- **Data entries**
▬▬▬

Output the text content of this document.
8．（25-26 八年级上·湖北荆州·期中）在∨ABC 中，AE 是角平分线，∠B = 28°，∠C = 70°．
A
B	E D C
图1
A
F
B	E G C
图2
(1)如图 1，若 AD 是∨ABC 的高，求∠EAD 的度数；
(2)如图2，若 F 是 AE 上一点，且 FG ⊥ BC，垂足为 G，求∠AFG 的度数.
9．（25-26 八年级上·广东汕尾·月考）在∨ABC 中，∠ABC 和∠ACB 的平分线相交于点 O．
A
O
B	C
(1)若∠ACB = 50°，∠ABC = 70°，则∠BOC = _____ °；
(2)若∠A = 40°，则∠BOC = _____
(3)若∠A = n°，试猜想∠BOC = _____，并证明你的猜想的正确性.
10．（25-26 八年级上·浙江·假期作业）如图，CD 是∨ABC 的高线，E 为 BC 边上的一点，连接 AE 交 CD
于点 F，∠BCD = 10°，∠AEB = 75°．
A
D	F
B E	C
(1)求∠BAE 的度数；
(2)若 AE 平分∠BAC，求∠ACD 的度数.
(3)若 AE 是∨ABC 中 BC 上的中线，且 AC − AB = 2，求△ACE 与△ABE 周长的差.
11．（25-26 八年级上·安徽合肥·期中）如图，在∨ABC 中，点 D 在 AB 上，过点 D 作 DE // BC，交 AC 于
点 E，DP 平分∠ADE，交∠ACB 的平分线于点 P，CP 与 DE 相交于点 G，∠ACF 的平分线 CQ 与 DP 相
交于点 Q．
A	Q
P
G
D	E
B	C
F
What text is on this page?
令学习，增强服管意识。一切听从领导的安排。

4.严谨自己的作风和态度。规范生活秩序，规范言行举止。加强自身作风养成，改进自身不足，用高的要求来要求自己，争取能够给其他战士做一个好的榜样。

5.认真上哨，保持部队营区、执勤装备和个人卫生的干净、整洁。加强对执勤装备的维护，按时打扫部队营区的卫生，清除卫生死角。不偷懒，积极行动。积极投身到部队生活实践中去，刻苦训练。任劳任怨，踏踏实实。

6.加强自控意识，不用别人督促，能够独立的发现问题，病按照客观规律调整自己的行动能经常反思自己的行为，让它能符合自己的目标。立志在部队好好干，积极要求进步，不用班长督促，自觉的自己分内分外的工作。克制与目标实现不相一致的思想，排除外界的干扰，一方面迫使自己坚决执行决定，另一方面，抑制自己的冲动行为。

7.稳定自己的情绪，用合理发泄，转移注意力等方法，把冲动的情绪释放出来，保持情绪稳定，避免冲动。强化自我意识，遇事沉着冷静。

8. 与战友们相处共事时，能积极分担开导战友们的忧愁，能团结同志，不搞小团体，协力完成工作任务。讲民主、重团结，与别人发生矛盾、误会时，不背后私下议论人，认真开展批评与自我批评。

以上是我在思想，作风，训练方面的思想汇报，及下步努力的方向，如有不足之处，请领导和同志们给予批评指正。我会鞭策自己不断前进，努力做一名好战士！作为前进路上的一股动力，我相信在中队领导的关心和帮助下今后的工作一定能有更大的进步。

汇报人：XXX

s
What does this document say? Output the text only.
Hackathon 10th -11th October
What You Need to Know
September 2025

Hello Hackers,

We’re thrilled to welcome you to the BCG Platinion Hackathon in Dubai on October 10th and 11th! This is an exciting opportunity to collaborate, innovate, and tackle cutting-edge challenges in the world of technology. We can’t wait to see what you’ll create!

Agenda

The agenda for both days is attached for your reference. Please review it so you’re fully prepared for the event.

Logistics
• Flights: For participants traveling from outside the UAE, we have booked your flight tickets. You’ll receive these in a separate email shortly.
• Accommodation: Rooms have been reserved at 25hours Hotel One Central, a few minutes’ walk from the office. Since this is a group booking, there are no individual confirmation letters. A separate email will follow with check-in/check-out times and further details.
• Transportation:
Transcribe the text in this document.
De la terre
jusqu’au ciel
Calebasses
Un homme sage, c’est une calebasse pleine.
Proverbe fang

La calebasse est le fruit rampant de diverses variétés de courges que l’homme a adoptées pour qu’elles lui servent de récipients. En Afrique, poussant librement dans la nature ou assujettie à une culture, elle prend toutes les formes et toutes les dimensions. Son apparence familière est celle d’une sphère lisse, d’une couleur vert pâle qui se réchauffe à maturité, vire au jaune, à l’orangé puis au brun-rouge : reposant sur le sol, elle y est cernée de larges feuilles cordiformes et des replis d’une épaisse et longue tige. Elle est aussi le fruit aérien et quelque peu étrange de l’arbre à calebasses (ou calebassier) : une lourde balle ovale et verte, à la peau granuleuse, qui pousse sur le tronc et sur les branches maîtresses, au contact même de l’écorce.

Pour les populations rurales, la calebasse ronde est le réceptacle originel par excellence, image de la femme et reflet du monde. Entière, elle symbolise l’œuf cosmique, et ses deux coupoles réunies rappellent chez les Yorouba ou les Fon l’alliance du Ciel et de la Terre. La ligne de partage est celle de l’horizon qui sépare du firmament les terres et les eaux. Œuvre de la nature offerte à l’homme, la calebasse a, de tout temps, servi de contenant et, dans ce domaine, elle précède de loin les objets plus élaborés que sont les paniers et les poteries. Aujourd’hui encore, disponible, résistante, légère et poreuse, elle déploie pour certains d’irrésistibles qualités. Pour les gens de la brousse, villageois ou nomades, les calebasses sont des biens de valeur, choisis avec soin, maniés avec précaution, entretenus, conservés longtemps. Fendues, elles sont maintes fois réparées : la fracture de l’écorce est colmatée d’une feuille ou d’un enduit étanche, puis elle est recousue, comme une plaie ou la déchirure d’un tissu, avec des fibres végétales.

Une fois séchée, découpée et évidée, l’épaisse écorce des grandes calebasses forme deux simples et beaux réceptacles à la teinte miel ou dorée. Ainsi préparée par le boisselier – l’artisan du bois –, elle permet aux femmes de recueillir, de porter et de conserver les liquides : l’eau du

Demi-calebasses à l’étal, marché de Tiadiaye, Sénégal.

▬▬▬

- **OBJECTIVE**
Check each line of the data above for the word "October", then state how many lines have it. Give the number alone.

- **EXERCISE RESULT**
2